■ **ENTRIES PROVIDED**:
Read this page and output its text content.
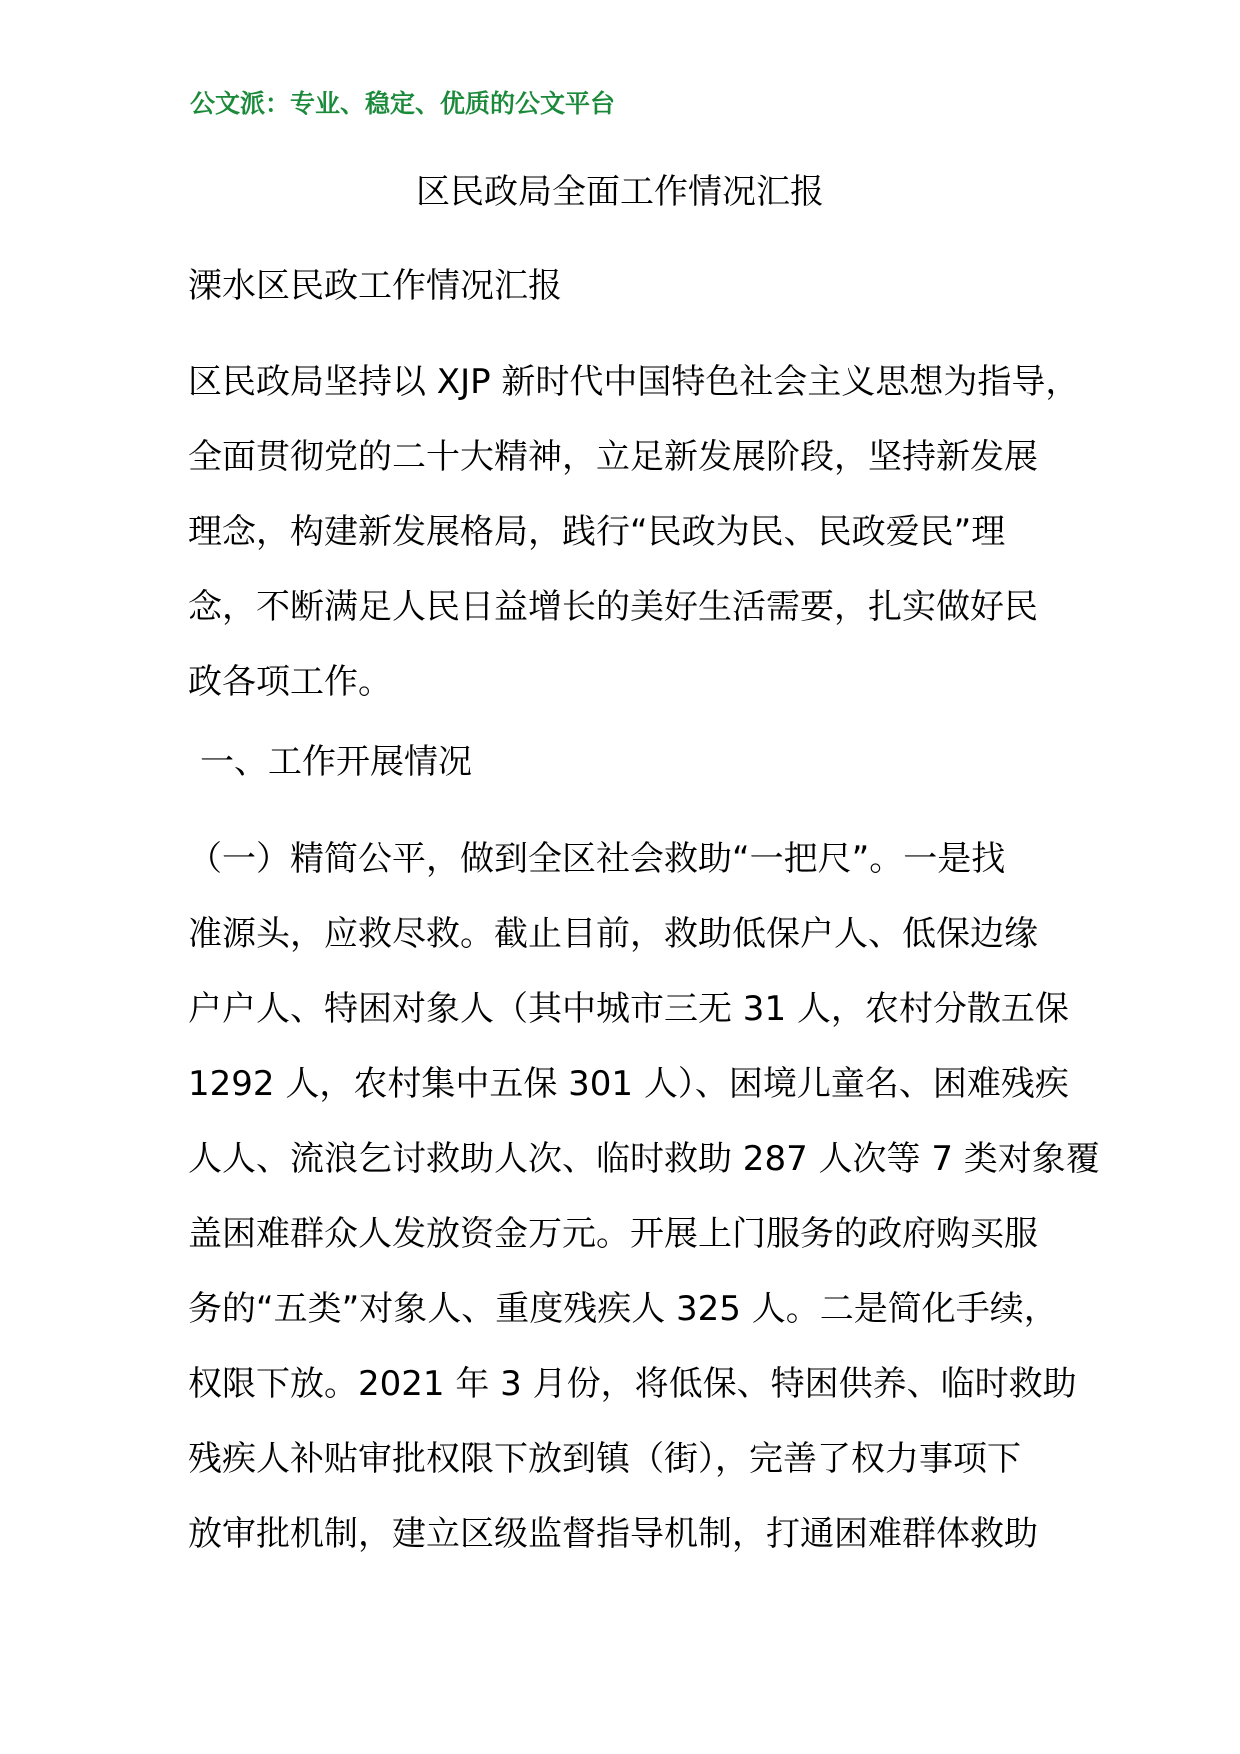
公文派：专业、稳定、优质的公文平台
区民政局全面工作情况汇报
溧水区民政工作情况汇报
区民政局坚持以 XJP 新时代中国特色社会主义思想为指导，
全面贯彻党的二十大精神，立足新发展阶段，坚持新发展
理念，构建新发展格局，践行“民政为民、民政爱民”理
念，不断满足人民日益增长的美好生活需要，扎实做好民
政各项工作。
一、工作开展情况
（一）精简公平，做到全区社会救助“一把尺”。一是找
准源头，应救尽救。截止目前，救助低保户人、低保边缘
户户人、特困对象人（其中城市三无 31 人，农村分散五保
1292 人，农村集中五保 301 人）、困境儿童名、困难残疾
人人、流浪乞讨救助人次、临时救助 287 人次等 7 类对象覆
盖困难群众人发放资金万元。开展上门服务的政府购买服
务的“五类”对象人、重度残疾人 325 人。二是简化手续，
权限下放。2021 年 3 月份，将低保、特困供养、临时救助
残疾人补贴审批权限下放到镇（街），完善了权力事项下
放审批机制，建立区级监督指导机制，打通困难群体救助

■ **STATED GOAL**:
Every entry must be written out exactly, with all pictures left out.

■ **IN RESPONSE**:
Read this page and output its text content.
公文派：专业、稳定、优质的公文平台
区民政局全面工作情况汇报
溧水区民政工作情况汇报
区民政局坚持以 XJP 新时代中国特色社会主义思想为指导，
全面贯彻党的二十大精神，立足新发展阶段，坚持新发展
理念，构建新发展格局，践行“民政为民、民政爱民”理
念，不断满足人民日益增长的美好生活需要，扎实做好民
政各项工作。
一、工作开展情况
（一）精简公平，做到全区社会救助“一把尺”。一是找
准源头，应救尽救。截止目前，救助低保户人、低保边缘
户户人、特困对象人（其中城市三无 31 人，农村分散五保
1292 人，农村集中五保 301 人）、困境儿童名、困难残疾
人人、流浪乞讨救助人次、临时救助 287 人次等 7 类对象覆
盖困难群众人发放资金万元。开展上门服务的政府购买服
务的“五类”对象人、重度残疾人 325 人。二是简化手续，
权限下放。2021 年 3 月份，将低保、特困供养、临时救助
残疾人补贴审批权限下放到镇（街），完善了权力事项下
放审批机制，建立区级监督指导机制，打通困难群体救助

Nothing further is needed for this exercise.